§ **The task**
Reproduce all of the data that follows, character for character.

§ **Given entries**
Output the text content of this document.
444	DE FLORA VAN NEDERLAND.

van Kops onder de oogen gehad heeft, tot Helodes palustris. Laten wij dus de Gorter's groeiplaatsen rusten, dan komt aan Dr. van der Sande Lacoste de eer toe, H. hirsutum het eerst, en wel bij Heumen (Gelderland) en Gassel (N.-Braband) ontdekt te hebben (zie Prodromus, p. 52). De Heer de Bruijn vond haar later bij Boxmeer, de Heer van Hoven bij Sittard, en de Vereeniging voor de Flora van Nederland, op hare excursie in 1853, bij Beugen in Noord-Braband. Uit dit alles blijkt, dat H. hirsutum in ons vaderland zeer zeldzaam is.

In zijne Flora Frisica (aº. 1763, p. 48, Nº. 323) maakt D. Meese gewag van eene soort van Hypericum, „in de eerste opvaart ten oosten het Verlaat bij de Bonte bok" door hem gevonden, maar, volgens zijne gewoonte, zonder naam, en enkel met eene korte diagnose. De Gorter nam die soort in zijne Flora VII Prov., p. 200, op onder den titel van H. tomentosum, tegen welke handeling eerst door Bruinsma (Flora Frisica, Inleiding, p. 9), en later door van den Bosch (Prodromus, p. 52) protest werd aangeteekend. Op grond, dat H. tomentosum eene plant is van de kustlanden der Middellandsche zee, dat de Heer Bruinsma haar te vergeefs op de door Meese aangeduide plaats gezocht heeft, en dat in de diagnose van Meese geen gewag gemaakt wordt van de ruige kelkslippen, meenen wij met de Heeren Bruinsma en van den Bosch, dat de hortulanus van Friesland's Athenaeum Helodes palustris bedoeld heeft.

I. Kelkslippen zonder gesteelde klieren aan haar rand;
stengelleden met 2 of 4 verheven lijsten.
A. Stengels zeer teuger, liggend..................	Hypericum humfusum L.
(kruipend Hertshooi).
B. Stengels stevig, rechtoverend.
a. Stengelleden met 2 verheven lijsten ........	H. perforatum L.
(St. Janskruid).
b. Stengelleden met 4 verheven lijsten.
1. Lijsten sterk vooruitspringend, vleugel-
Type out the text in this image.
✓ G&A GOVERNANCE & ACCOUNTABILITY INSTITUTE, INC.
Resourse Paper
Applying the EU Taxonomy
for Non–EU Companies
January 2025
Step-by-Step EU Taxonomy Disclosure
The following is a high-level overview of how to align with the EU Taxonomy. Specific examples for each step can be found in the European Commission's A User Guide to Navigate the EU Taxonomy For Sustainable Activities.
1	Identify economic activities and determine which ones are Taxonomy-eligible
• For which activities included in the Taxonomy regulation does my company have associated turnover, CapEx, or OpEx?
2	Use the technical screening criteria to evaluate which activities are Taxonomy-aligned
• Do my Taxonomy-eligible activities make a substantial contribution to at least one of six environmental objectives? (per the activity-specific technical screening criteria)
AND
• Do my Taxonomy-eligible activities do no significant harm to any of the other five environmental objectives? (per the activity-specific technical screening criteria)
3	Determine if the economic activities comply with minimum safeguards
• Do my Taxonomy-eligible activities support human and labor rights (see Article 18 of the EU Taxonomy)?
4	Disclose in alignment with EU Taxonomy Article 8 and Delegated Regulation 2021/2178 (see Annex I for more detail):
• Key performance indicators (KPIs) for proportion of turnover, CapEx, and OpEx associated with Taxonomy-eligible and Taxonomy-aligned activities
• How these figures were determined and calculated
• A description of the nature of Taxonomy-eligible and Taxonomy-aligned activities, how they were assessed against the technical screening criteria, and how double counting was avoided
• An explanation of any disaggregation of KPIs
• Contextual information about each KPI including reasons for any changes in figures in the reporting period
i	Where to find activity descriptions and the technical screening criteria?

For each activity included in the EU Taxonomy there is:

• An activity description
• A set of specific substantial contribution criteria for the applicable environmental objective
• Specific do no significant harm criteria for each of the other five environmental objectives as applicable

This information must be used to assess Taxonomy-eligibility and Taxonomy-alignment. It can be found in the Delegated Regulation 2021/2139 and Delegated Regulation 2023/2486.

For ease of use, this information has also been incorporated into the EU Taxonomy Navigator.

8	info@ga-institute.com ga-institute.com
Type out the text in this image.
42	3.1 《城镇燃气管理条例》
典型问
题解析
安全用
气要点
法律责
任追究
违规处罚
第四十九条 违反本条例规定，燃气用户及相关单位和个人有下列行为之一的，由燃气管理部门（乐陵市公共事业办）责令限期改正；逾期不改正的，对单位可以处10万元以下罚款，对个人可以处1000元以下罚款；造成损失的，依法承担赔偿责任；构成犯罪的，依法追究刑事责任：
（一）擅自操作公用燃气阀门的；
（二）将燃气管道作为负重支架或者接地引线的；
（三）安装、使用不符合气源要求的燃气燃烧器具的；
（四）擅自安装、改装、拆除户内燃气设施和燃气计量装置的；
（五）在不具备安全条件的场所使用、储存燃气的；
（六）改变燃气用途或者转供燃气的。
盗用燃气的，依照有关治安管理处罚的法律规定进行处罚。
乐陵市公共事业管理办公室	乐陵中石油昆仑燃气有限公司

§ **Finished answer**
Output the text content of this document.
444	DE FLORA VAN NEDERLAND.

van Kops onder de oogen gehad heeft, tot Helodes palustris. Laten wij dus de Gorter's groeiplaatsen rusten, dan komt aan Dr. van der Sande Lacoste de eer toe, H. hirsutum het eerst, en wel bij Heumen (Gelderland) en Gassel (N.-Braband) ontdekt te hebben (zie Prodromus, p. 52). De Heer de Bruijn vond haar later bij Boxmeer, de Heer van Hoven bij Sittard, en de Vereeniging voor de Flora van Nederland, op hare excursie in 1853, bij Beugen in Noord-Braband. Uit dit alles blijkt, dat H. hirsutum in ons vaderland zeer zeldzaam is.

In zijne Flora Frisica (aº. 1763, p. 48, Nº. 323) maakt D. Meese gewag van eene soort van Hypericum, „in de eerste opvaart ten oosten het Verlaat bij de Bonte bok" door hem gevonden, maar, volgens zijne gewoonte, zonder naam, en enkel met eene korte diagnose. De Gorter nam die soort in zijne Flora VII Prov., p. 200, op onder den titel van H. tomentosum, tegen welke handeling eerst door Bruinsma (Flora Frisica, Inleiding, p. 9), en later door van den Bosch (Prodromus, p. 52) protest werd aangeteekend. Op grond, dat H. tomentosum eene plant is van de kustlanden der Middellandsche zee, dat de Heer Bruinsma haar te vergeefs op de door Meese aangeduide plaats gezocht heeft, en dat in de diagnose van Meese geen gewag gemaakt wordt van de ruige kelkslippen, meenen wij met de Heeren Bruinsma en van den Bosch, dat de hortulanus van Friesland's Athenaeum Helodes palustris bedoeld heeft.

I. Kelkslippen zonder gesteelde klieren aan haar rand;
stengelleden met 2 of 4 verheven lijsten.
A. Stengels zeer teuger, liggend..................	Hypericum humfusum L.
(kruipend Hertshooi).
B. Stengels stevig, rechtoverend.
a. Stengelleden met 2 verheven lijsten ........	H. perforatum L.
(St. Janskruid).
b. Stengelleden met 4 verheven lijsten.
1. Lijsten sterk vooruitspringend, vleugel-
Type out the text in this image.
✓ G&A GOVERNANCE & ACCOUNTABILITY INSTITUTE, INC.
Resourse Paper
Applying the EU Taxonomy
for Non–EU Companies
January 2025
Step-by-Step EU Taxonomy Disclosure
The following is a high-level overview of how to align with the EU Taxonomy. Specific examples for each step can be found in the European Commission's A User Guide to Navigate the EU Taxonomy For Sustainable Activities.
1	Identify economic activities and determine which ones are Taxonomy-eligible
• For which activities included in the Taxonomy regulation does my company have associated turnover, CapEx, or OpEx?
2	Use the technical screening criteria to evaluate which activities are Taxonomy-aligned
• Do my Taxonomy-eligible activities make a substantial contribution to at least one of six environmental objectives? (per the activity-specific technical screening criteria)
AND
• Do my Taxonomy-eligible activities do no significant harm to any of the other five environmental objectives? (per the activity-specific technical screening criteria)
3	Determine if the economic activities comply with minimum safeguards
• Do my Taxonomy-eligible activities support human and labor rights (see Article 18 of the EU Taxonomy)?
4	Disclose in alignment with EU Taxonomy Article 8 and Delegated Regulation 2021/2178 (see Annex I for more detail):
• Key performance indicators (KPIs) for proportion of turnover, CapEx, and OpEx associated with Taxonomy-eligible and Taxonomy-aligned activities
• How these figures were determined and calculated
• A description of the nature of Taxonomy-eligible and Taxonomy-aligned activities, how they were assessed against the technical screening criteria, and how double counting was avoided
• An explanation of any disaggregation of KPIs
• Contextual information about each KPI including reasons for any changes in figures in the reporting period
i	Where to find activity descriptions and the technical screening criteria?

For each activity included in the EU Taxonomy there is:

• An activity description
• A set of specific substantial contribution criteria for the applicable environmental objective
• Specific do no significant harm criteria for each of the other five environmental objectives as applicable

This information must be used to assess Taxonomy-eligibility and Taxonomy-alignment. It can be found in the Delegated Regulation 2021/2139 and Delegated Regulation 2023/2486.

For ease of use, this information has also been incorporated into the EU Taxonomy Navigator.

8	info@ga-institute.com ga-institute.com
Type out the text in this image.
42	3.1 《城镇燃气管理条例》
典型问
题解析
安全用
气要点
法律责
任追究
违规处罚
第四十九条 违反本条例规定，燃气用户及相关单位和个人有下列行为之一的，由燃气管理部门（乐陵市公共事业办）责令限期改正；逾期不改正的，对单位可以处10万元以下罚款，对个人可以处1000元以下罚款；造成损失的，依法承担赔偿责任；构成犯罪的，依法追究刑事责任：
（一）擅自操作公用燃气阀门的；
（二）将燃气管道作为负重支架或者接地引线的；
（三）安装、使用不符合气源要求的燃气燃烧器具的；
（四）擅自安装、改装、拆除户内燃气设施和燃气计量装置的；
（五）在不具备安全条件的场所使用、储存燃气的；
（六）改变燃气用途或者转供燃气的。
盗用燃气的，依照有关治安管理处罚的法律规定进行处罚。
乐陵市公共事业管理办公室	乐陵中石油昆仑燃气有限公司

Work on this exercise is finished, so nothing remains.